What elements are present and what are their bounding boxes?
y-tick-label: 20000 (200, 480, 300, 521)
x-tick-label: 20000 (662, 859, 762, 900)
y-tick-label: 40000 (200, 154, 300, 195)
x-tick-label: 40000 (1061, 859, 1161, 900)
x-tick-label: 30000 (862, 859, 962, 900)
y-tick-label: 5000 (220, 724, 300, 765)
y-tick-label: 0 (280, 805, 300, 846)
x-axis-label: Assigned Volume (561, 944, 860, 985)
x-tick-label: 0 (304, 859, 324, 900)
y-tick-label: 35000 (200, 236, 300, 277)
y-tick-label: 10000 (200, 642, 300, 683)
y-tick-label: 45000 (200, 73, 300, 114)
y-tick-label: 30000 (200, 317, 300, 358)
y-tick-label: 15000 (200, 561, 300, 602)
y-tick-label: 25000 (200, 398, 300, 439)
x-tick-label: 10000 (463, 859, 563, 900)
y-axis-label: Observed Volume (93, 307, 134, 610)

====

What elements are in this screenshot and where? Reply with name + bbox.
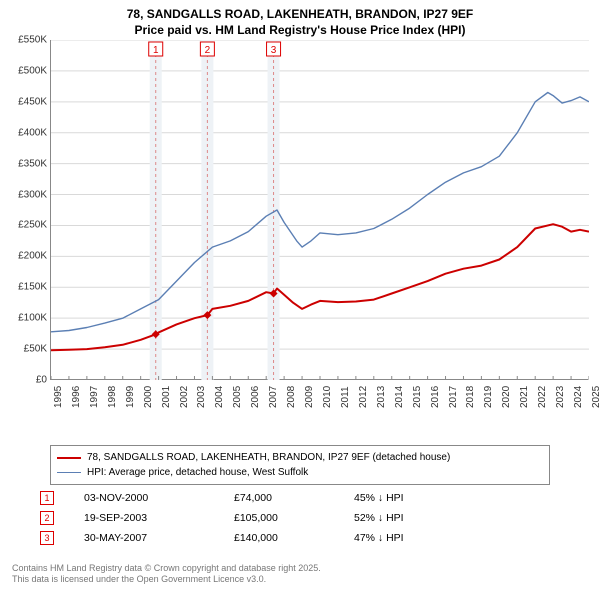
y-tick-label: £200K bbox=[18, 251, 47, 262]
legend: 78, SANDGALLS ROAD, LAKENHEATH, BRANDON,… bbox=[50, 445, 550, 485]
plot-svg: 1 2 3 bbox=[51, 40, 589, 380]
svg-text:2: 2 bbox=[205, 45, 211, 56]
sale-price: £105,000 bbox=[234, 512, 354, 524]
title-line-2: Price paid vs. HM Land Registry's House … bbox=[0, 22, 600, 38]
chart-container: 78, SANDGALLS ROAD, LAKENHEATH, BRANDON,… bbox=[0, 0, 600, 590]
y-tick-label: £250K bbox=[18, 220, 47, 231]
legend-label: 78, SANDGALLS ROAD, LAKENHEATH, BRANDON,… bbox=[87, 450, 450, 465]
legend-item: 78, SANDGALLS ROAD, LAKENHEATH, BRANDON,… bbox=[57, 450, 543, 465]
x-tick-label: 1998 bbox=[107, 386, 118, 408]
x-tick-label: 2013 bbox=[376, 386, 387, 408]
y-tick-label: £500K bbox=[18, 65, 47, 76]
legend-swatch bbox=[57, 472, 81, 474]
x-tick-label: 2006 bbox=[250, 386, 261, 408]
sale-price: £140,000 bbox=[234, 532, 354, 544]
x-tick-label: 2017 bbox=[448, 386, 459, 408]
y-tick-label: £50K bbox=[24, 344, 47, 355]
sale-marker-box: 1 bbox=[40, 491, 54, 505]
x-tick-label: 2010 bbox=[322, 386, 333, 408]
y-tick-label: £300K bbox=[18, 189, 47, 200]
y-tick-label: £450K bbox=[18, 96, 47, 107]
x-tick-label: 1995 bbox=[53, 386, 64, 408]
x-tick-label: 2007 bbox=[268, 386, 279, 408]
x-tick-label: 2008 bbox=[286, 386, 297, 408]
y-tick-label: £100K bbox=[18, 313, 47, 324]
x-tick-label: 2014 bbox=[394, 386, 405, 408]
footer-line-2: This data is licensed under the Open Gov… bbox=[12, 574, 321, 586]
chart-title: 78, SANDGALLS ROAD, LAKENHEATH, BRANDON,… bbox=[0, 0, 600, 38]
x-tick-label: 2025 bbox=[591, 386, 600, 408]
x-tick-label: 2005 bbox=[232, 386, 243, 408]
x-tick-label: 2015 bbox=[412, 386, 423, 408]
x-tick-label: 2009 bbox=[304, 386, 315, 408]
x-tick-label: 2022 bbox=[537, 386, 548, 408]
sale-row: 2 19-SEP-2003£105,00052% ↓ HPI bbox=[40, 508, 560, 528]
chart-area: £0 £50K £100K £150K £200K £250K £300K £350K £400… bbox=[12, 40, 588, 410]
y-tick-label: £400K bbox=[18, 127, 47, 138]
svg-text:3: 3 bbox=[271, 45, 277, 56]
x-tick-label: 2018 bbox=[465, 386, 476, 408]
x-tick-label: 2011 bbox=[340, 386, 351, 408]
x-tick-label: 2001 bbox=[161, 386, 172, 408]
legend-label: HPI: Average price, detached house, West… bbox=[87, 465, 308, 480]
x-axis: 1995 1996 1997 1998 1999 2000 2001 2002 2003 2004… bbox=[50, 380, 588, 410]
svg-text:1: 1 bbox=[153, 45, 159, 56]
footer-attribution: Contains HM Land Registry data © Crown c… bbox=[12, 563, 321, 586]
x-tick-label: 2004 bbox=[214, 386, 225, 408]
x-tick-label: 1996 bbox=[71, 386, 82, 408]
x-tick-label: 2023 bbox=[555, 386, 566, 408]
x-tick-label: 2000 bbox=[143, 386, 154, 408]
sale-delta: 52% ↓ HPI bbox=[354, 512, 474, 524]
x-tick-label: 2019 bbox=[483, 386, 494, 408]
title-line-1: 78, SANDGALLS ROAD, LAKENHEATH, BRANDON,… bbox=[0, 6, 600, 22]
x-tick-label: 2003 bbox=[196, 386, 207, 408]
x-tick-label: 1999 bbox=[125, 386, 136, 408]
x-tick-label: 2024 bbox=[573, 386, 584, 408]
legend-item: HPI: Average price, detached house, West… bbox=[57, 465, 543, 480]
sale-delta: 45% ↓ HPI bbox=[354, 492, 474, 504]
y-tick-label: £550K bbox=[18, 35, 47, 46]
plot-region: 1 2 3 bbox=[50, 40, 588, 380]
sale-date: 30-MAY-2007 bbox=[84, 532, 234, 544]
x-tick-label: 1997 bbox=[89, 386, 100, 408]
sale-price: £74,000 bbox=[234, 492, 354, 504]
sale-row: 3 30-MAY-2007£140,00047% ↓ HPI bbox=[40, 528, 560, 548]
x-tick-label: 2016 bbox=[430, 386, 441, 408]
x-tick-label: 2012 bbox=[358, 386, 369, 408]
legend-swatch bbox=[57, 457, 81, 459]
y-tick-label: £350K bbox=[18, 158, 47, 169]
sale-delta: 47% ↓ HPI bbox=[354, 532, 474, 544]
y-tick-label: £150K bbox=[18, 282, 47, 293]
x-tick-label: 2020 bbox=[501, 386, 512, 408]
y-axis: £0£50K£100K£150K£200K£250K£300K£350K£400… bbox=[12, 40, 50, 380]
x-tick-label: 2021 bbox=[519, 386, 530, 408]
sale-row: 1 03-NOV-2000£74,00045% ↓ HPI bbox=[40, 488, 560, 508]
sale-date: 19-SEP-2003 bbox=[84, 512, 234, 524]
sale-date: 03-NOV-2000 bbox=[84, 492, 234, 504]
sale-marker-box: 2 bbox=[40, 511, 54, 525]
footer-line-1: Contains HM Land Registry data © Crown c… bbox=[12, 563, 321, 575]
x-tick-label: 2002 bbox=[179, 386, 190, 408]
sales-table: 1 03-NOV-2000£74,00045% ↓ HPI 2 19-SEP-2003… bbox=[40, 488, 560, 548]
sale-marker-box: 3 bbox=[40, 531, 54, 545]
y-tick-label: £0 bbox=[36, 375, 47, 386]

====

Reproduce the rows verbatim, beginning at the row containing "y-tick-label: £200K bbox=[18, 251, 47, 262]" and continuing through the row containing "chart-container: 78, SANDGALLS".

# [EXPECTED ANSWER]
y-tick-label: £200K bbox=[18, 251, 47, 262]
legend: 78, SANDGALLS ROAD, LAKENHEATH, BRANDON,… bbox=[50, 445, 550, 485]
plot-svg: 1 2 3 bbox=[51, 40, 589, 380]
svg-text:2: 2 bbox=[205, 45, 211, 56]
sale-price: £105,000 bbox=[234, 512, 354, 524]
title-line-2: Price paid vs. HM Land Registry's House … bbox=[0, 22, 600, 38]
chart-container: 78, SANDGALLS ROAD, LAKENHEATH, BRANDON,… bbox=[0, 0, 600, 590]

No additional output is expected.